▶ **DIRECTIONS FOR THIS TASK**
What you return should match every record exactly, with the images removed.

[Rows from a dataset]
────────────────────
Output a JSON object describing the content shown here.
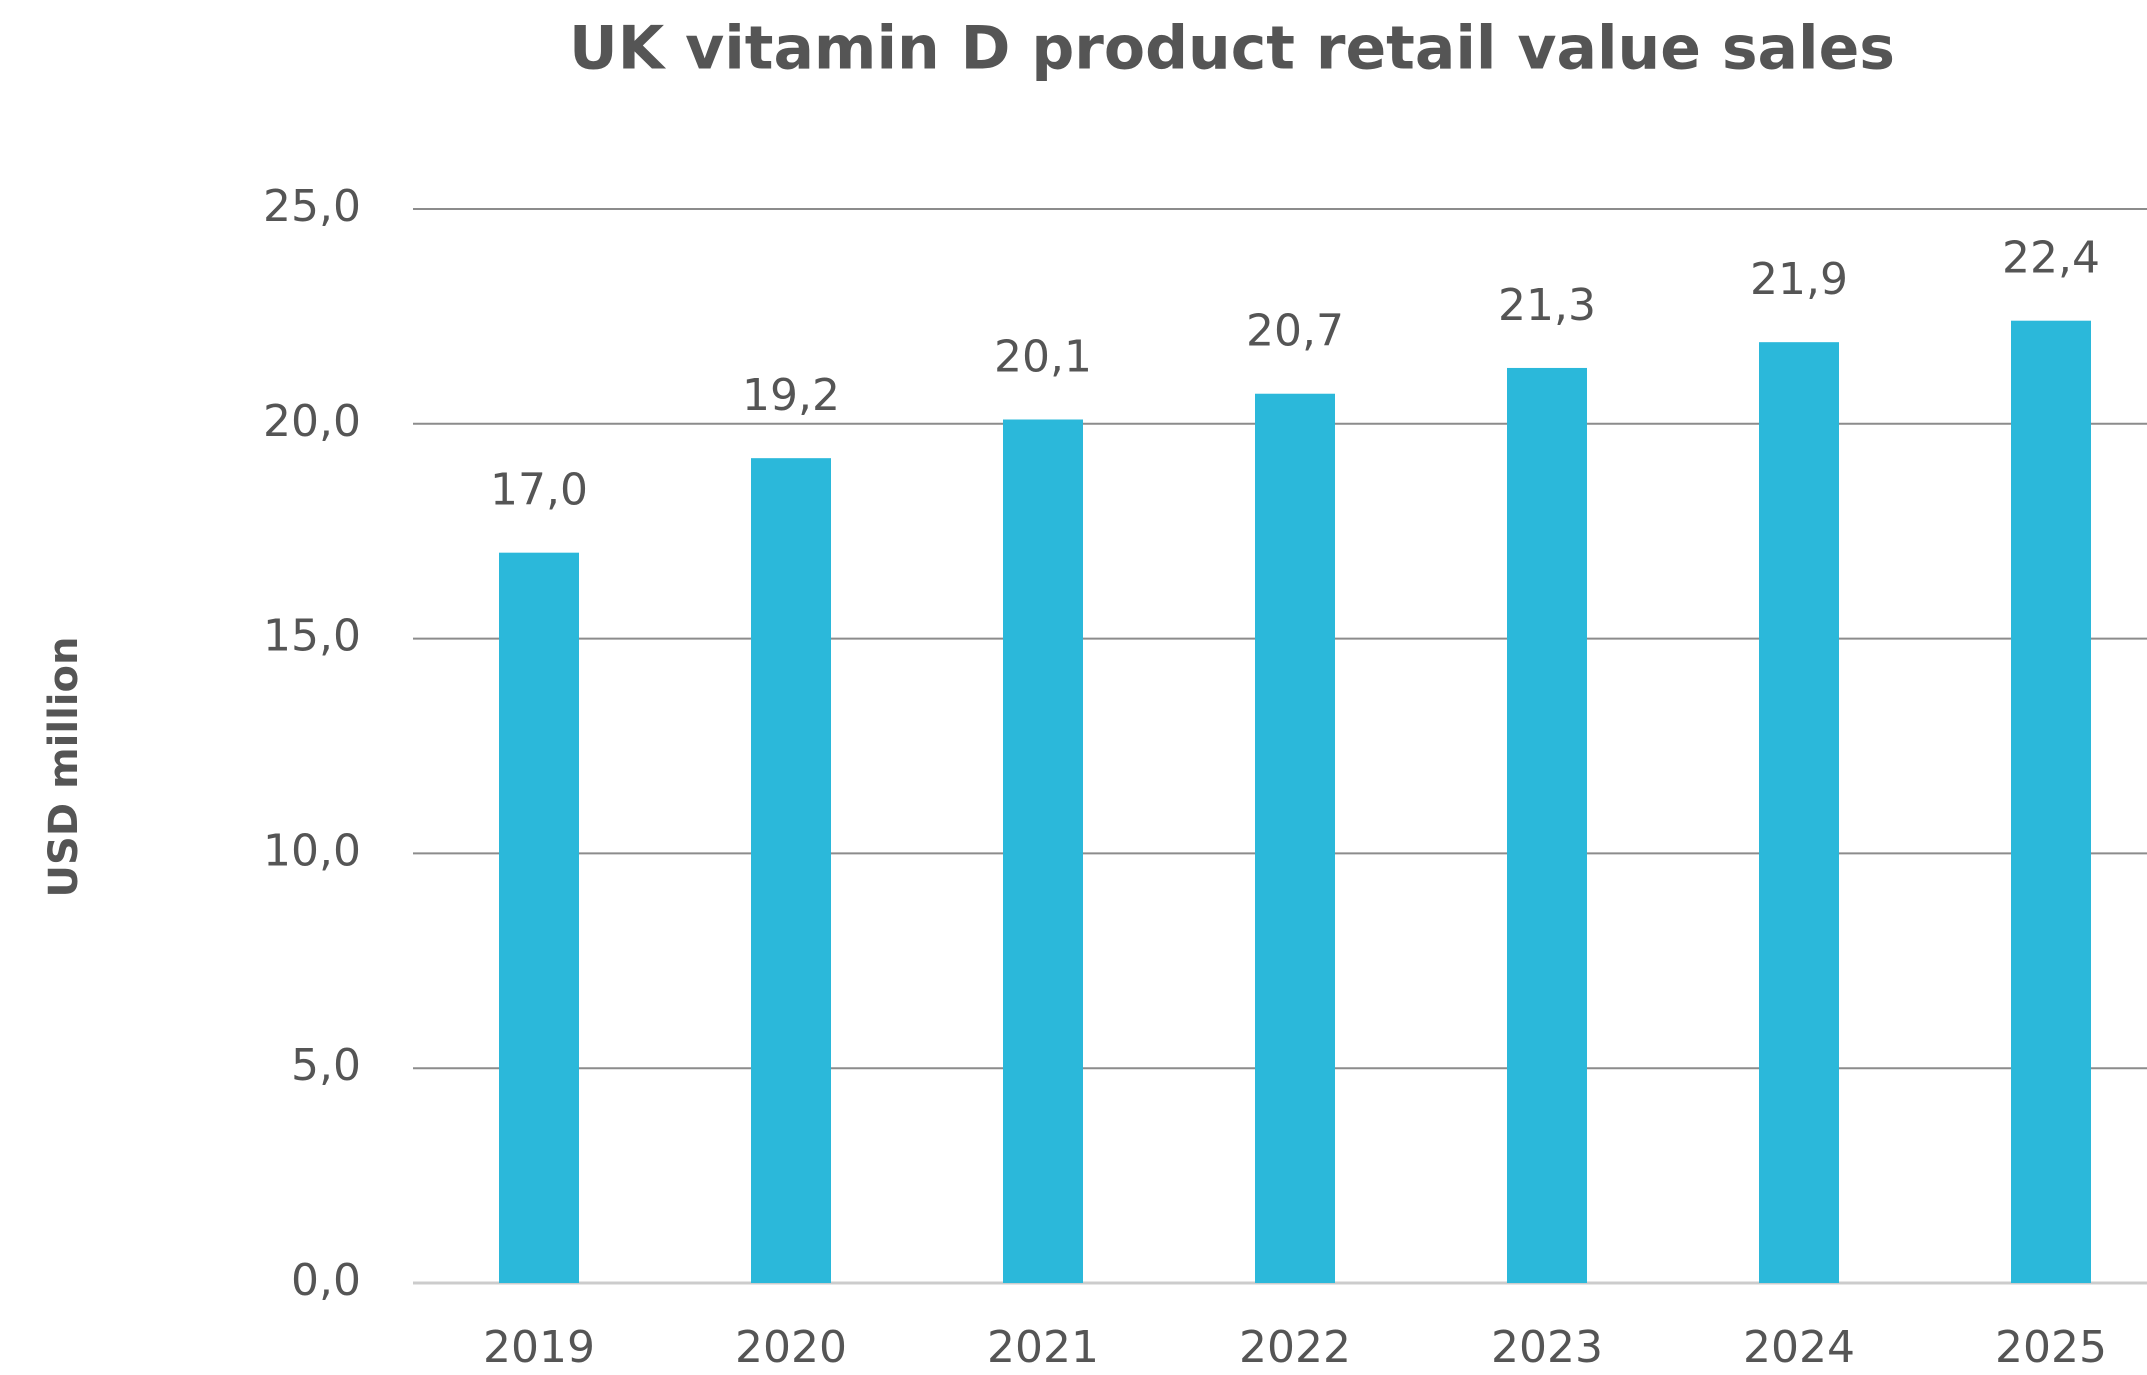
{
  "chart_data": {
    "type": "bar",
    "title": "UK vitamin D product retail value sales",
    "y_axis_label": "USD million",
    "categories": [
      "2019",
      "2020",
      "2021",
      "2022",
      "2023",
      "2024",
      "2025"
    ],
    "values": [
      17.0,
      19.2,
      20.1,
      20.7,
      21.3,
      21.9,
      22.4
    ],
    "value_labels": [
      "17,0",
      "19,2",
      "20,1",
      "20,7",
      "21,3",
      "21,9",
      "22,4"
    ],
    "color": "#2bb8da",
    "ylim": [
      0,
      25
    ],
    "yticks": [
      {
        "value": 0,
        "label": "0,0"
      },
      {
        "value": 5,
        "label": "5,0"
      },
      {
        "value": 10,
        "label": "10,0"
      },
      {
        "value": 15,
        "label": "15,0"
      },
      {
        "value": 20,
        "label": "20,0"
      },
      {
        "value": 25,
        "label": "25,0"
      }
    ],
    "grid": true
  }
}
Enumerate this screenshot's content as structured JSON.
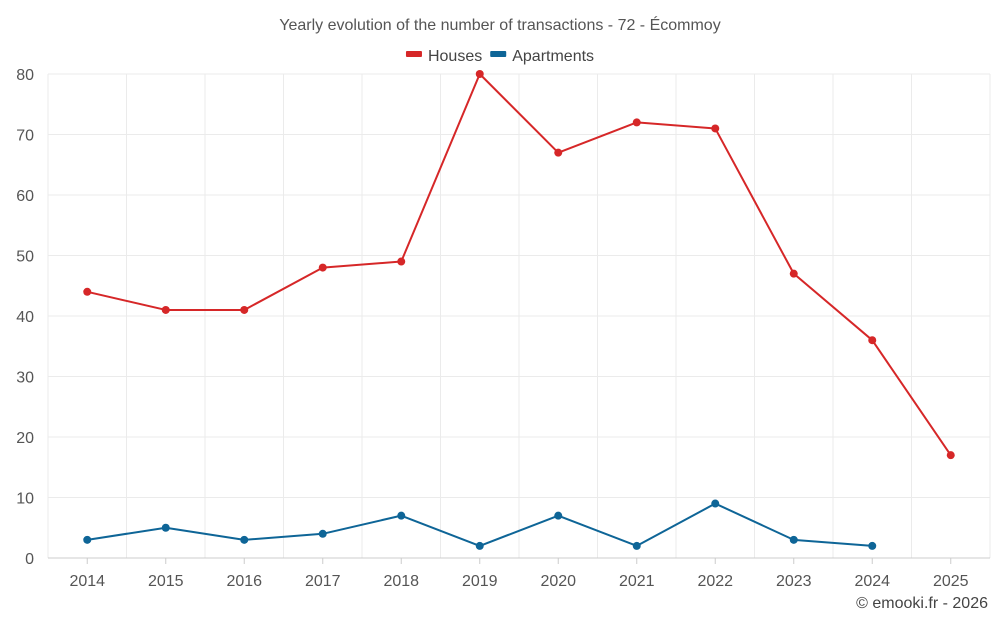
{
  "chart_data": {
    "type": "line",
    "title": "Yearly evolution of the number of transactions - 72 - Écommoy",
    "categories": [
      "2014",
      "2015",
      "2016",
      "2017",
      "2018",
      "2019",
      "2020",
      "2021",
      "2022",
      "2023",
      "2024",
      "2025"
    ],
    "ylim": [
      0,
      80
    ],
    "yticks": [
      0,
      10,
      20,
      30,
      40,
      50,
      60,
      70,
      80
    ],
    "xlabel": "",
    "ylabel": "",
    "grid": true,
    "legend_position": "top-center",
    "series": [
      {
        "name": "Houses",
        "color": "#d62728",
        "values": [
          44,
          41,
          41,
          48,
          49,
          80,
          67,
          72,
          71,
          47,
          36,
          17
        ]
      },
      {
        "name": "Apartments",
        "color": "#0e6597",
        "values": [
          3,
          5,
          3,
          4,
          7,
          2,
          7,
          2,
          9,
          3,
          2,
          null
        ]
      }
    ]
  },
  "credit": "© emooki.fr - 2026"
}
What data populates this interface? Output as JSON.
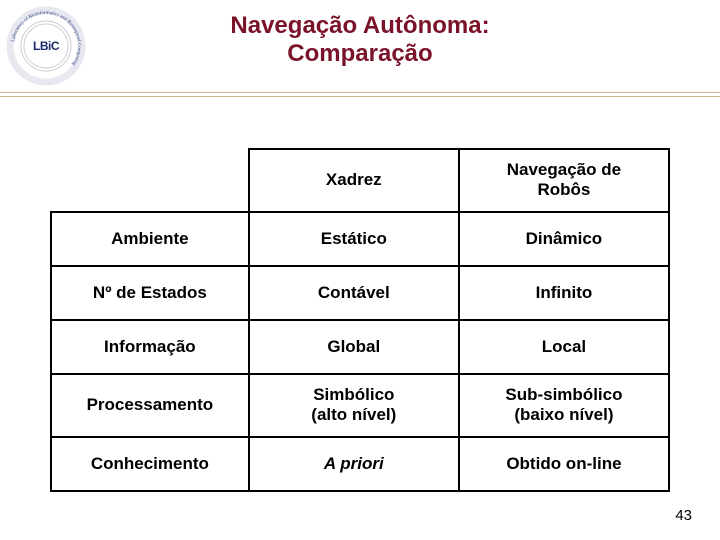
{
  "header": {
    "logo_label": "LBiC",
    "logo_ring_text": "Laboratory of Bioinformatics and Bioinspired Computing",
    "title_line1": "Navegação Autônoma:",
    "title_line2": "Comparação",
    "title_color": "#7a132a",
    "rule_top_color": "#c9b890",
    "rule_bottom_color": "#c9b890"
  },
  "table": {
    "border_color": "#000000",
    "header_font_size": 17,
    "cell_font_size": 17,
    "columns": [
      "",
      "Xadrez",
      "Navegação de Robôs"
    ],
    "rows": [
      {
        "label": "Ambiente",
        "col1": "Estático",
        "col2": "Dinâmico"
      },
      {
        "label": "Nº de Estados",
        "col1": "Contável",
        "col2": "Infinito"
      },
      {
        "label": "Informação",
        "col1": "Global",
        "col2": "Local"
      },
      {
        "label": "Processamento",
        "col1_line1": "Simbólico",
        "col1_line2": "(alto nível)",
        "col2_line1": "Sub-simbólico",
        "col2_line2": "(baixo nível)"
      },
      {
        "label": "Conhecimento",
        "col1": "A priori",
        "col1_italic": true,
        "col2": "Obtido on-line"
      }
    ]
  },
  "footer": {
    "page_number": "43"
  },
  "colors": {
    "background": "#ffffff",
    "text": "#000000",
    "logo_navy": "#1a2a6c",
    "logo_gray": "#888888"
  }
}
────────────────────
▶ **RESPONSE FOR THIS EXERCISE**
Output a JSON object describing the content shown here.
{
  "chart_data": {
    "type": "bar",
    "title": "UK vitamin D product retail value sales",
    "y_axis_label": "USD million",
    "categories": [
      "2019",
      "2020",
      "2021",
      "2022",
      "2023",
      "2024",
      "2025"
    ],
    "values": [
      17.0,
      19.2,
      20.1,
      20.7,
      21.3,
      21.9,
      22.4
    ],
    "value_labels": [
      "17,0",
      "19,2",
      "20,1",
      "20,7",
      "21,3",
      "21,9",
      "22,4"
    ],
    "color": "#2bb8da",
    "ylim": [
      0,
      25
    ],
    "yticks": [
      {
        "value": 0,
        "label": "0,0"
      },
      {
        "value": 5,
        "label": "5,0"
      },
      {
        "value": 10,
        "label": "10,0"
      },
      {
        "value": 15,
        "label": "15,0"
      },
      {
        "value": 20,
        "label": "20,0"
      },
      {
        "value": 25,
        "label": "25,0"
      }
    ],
    "grid": true
  }
}
Enumerate this screenshot's content as structured JSON.
{
  "chart_data": {
    "type": "line",
    "title": "Yearly evolution of the number of transactions - 72 - Écommoy",
    "categories": [
      "2014",
      "2015",
      "2016",
      "2017",
      "2018",
      "2019",
      "2020",
      "2021",
      "2022",
      "2023",
      "2024",
      "2025"
    ],
    "ylim": [
      0,
      80
    ],
    "yticks": [
      0,
      10,
      20,
      30,
      40,
      50,
      60,
      70,
      80
    ],
    "xlabel": "",
    "ylabel": "",
    "grid": true,
    "legend_position": "top-center",
    "series": [
      {
        "name": "Houses",
        "color": "#d62728",
        "values": [
          44,
          41,
          41,
          48,
          49,
          80,
          67,
          72,
          71,
          47,
          36,
          17
        ]
      },
      {
        "name": "Apartments",
        "color": "#0e6597",
        "values": [
          3,
          5,
          3,
          4,
          7,
          2,
          7,
          2,
          9,
          3,
          2,
          null
        ]
      }
    ]
  },
  "credit": "© emooki.fr - 2026"
}
What data populates this interface? Output as JSON.
{
  "header": {
    "logo_label": "LBiC",
    "logo_ring_text": "Laboratory of Bioinformatics and Bioinspired Computing",
    "title_line1": "Navegação Autônoma:",
    "title_line2": "Comparação",
    "title_color": "#7a132a",
    "rule_top_color": "#c9b890",
    "rule_bottom_color": "#c9b890"
  },
  "table": {
    "border_color": "#000000",
    "header_font_size": 17,
    "cell_font_size": 17,
    "columns": [
      "",
      "Xadrez",
      "Navegação de Robôs"
    ],
    "rows": [
      {
        "label": "Ambiente",
        "col1": "Estático",
        "col2": "Dinâmico"
      },
      {
        "label": "Nº de Estados",
        "col1": "Contável",
        "col2": "Infinito"
      },
      {
        "label": "Informação",
        "col1": "Global",
        "col2": "Local"
      },
      {
        "label": "Processamento",
        "col1_line1": "Simbólico",
        "col1_line2": "(alto nível)",
        "col2_line1": "Sub-simbólico",
        "col2_line2": "(baixo nível)"
      },
      {
        "label": "Conhecimento",
        "col1": "A priori",
        "col1_italic": true,
        "col2": "Obtido on-line"
      }
    ]
  },
  "footer": {
    "page_number": "43"
  },
  "colors": {
    "background": "#ffffff",
    "text": "#000000",
    "logo_navy": "#1a2a6c",
    "logo_gray": "#888888"
  }
}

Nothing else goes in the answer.